**Exercise objective:** All lines in the data bearing the string "dipole" should be identified and copied.

**Data for processing:**
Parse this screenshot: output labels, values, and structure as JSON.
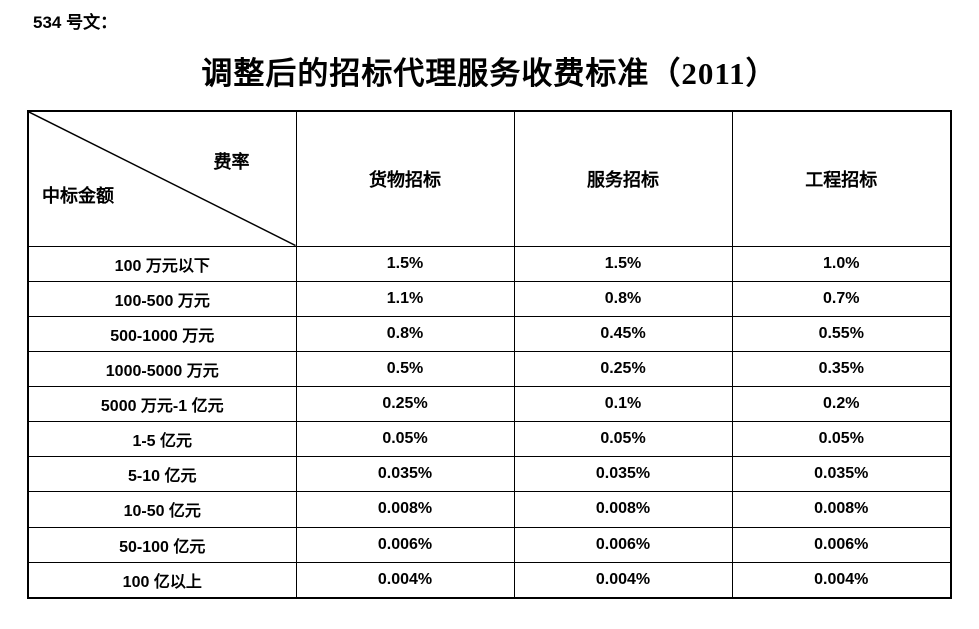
{
  "doc_number": "534 号文：",
  "title": "调整后的招标代理服务收费标准（2011）",
  "colors": {
    "text": "#000000",
    "border": "#000000",
    "background": "#ffffff"
  },
  "table": {
    "corner": {
      "top_right": "费率",
      "bottom_left": "中标金额"
    },
    "columns": [
      "货物招标",
      "服务招标",
      "工程招标"
    ],
    "rows": [
      {
        "label": "100 万元以下",
        "values": [
          "1.5%",
          "1.5%",
          "1.0%"
        ]
      },
      {
        "label": "100-500 万元",
        "values": [
          "1.1%",
          "0.8%",
          "0.7%"
        ]
      },
      {
        "label": "500-1000 万元",
        "values": [
          "0.8%",
          "0.45%",
          "0.55%"
        ]
      },
      {
        "label": "1000-5000 万元",
        "values": [
          "0.5%",
          "0.25%",
          "0.35%"
        ]
      },
      {
        "label": "5000 万元-1 亿元",
        "values": [
          "0.25%",
          "0.1%",
          "0.2%"
        ]
      },
      {
        "label": "1-5 亿元",
        "values": [
          "0.05%",
          "0.05%",
          "0.05%"
        ]
      },
      {
        "label": "5-10 亿元",
        "values": [
          "0.035%",
          "0.035%",
          "0.035%"
        ]
      },
      {
        "label": "10-50 亿元",
        "values": [
          "0.008%",
          "0.008%",
          "0.008%"
        ]
      },
      {
        "label": "50-100 亿元",
        "values": [
          "0.006%",
          "0.006%",
          "0.006%"
        ]
      },
      {
        "label": "100 亿以上",
        "values": [
          "0.004%",
          "0.004%",
          "0.004%"
        ]
      }
    ]
  }
}
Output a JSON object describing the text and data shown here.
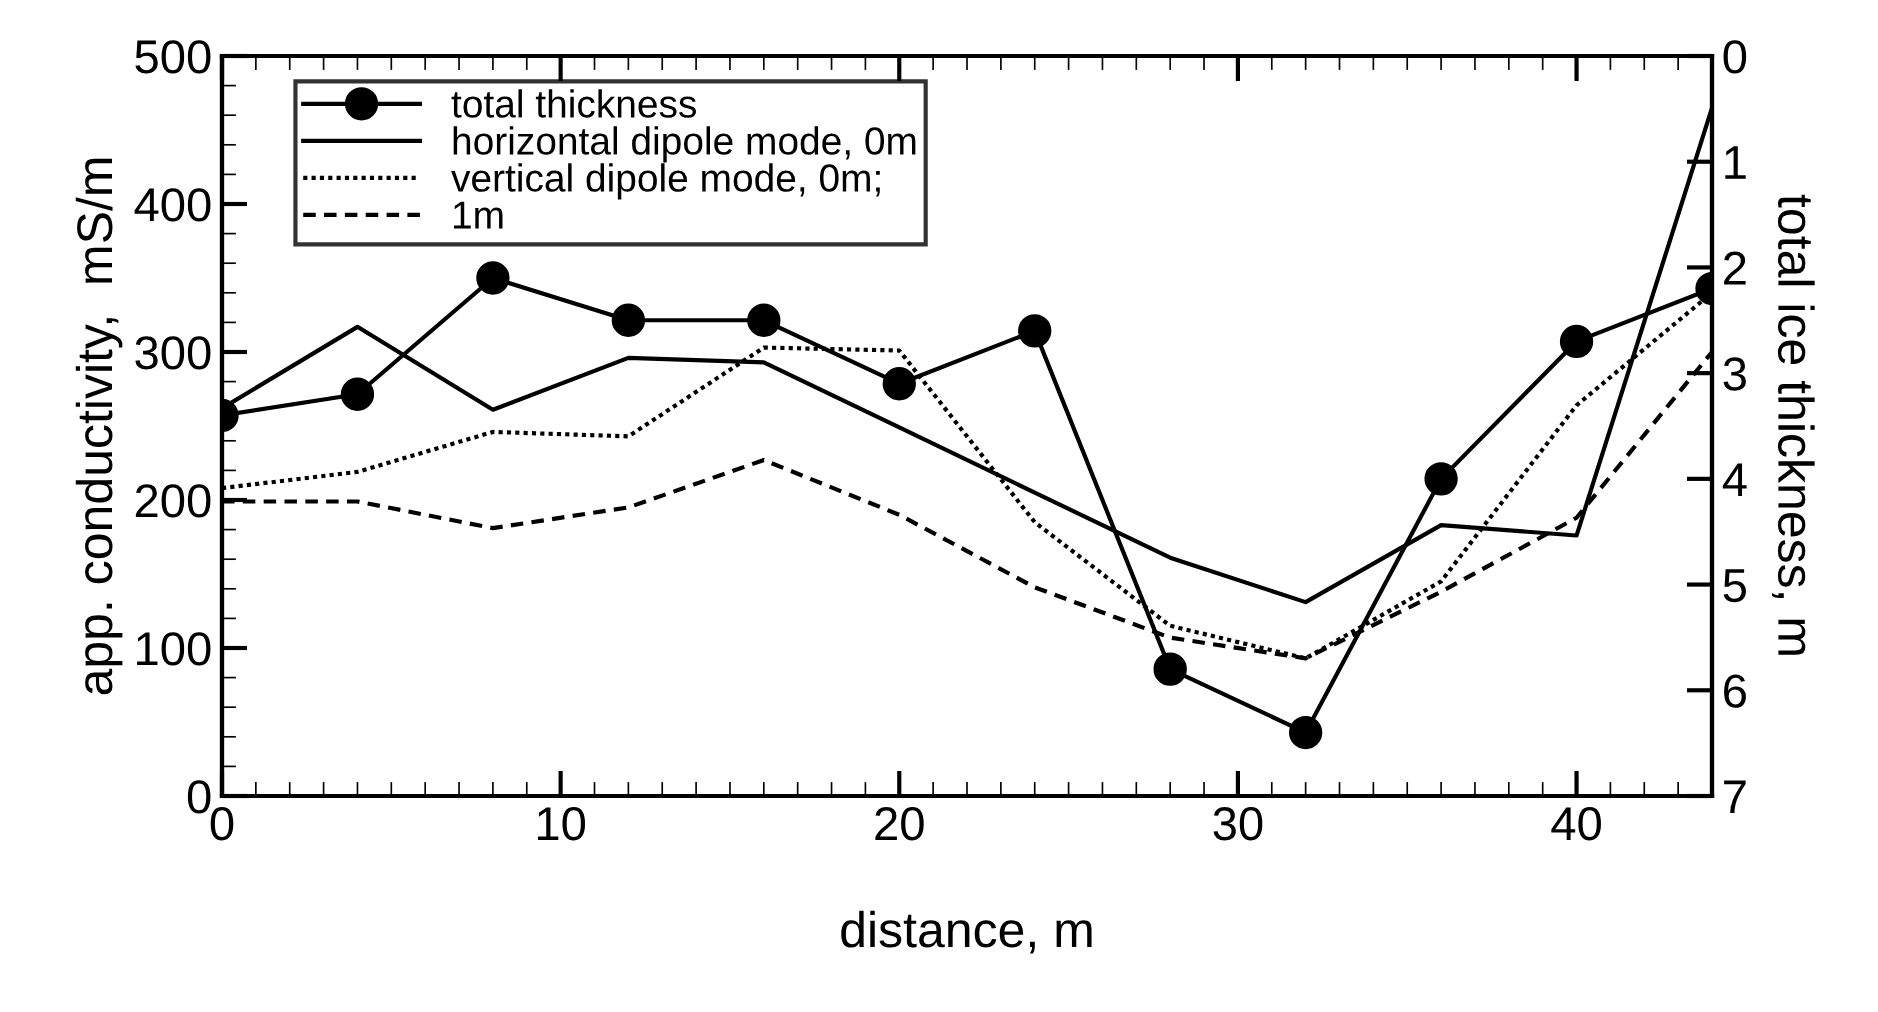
{
  "chart_data": {
    "type": "line",
    "xlabel": "distance, m",
    "ylabel": "app. conductivity,  mS/m",
    "y2label": "total ice thickness, m",
    "x": [
      0,
      4,
      8,
      12,
      16,
      20,
      24,
      28,
      32,
      36,
      40,
      44
    ],
    "series": [
      {
        "name": "total thickness",
        "axis": "y2",
        "color": "#000000",
        "marker": "circle",
        "line_style": "solid",
        "values": [
          3.4,
          3.2,
          2.1,
          2.5,
          2.5,
          3.1,
          2.6,
          5.8,
          6.4,
          4.0,
          2.7,
          2.2
        ]
      },
      {
        "name": "horizontal dipole mode, 0m",
        "color": "#000000",
        "marker": "none",
        "line_style": "solid",
        "values": [
          262,
          317,
          261,
          296,
          293,
          249,
          205,
          161,
          131,
          183,
          176,
          465
        ]
      },
      {
        "name": "vertical dipole mode, 0m;",
        "color": "#000000",
        "marker": "none",
        "line_style": "dotted",
        "values": [
          208,
          219,
          246,
          243,
          303,
          301,
          185,
          115,
          93,
          145,
          264,
          340
        ]
      },
      {
        "name": "1m",
        "color": "#000000",
        "marker": "none",
        "line_style": "dashed",
        "values": [
          199,
          199,
          181,
          195,
          227,
          190,
          141,
          107,
          93,
          138,
          188,
          300
        ]
      }
    ],
    "xlim": [
      0,
      44
    ],
    "xticks": [
      0,
      10,
      20,
      30,
      40
    ],
    "ylim": [
      0,
      500
    ],
    "yticks": [
      0,
      100,
      200,
      300,
      400,
      500
    ],
    "y2lim": [
      7,
      0
    ],
    "y2ticks": [
      0,
      1,
      2,
      3,
      4,
      5,
      6,
      7
    ],
    "grid": false,
    "legend": "top left"
  }
}
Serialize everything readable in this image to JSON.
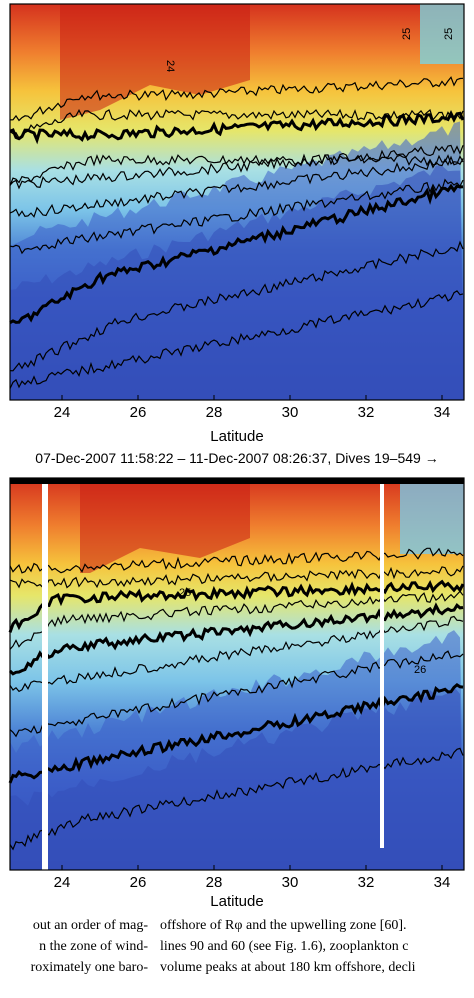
{
  "figure": {
    "top_panel": {
      "xlabel": "Latitude",
      "x_ticks": [
        "24",
        "26",
        "28",
        "30",
        "32",
        "34"
      ],
      "contour_labels": [
        "24",
        "25",
        "25"
      ],
      "colors": [
        "#2a3aa6",
        "#3c5ec8",
        "#4f86d6",
        "#7cc4e8",
        "#a9e0e4",
        "#e6e66a",
        "#f6c33c",
        "#ef7d2e",
        "#d5321e",
        "#b01a14"
      ]
    },
    "caption": "07-Dec-2007 11:58:22 – 11-Dec-2007 08:26:37, Dives 19–549 →",
    "bottom_panel": {
      "xlabel": "Latitude",
      "x_ticks": [
        "24",
        "26",
        "28",
        "30",
        "32",
        "34"
      ],
      "contour_labels": [
        "25",
        "26"
      ]
    }
  },
  "body_text": {
    "left_column": [
      "out an order of mag-",
      "n the zone of wind-",
      "roximately one baro-"
    ],
    "right_column": [
      "offshore of Rφ and the upwelling zone [60].",
      "lines 90 and 60 (see Fig. 1.6), zooplankton c",
      "volume peaks at about 180 km offshore, decli"
    ]
  }
}
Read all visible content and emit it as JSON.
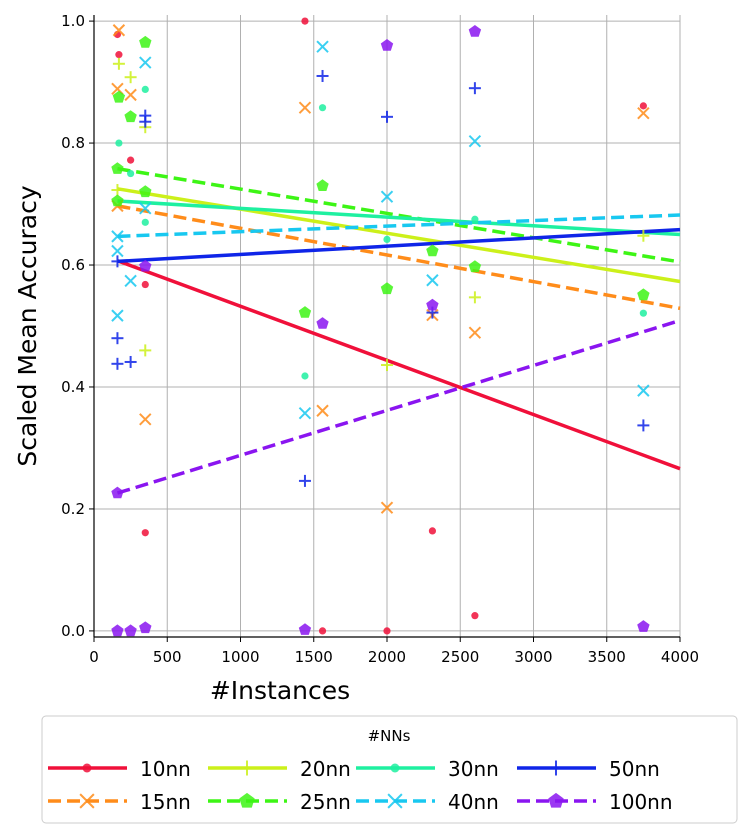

**The completed task:**
        "name": "horizontal dipole mode, 0m",
        "name": "vertical dipole mode, 0m;",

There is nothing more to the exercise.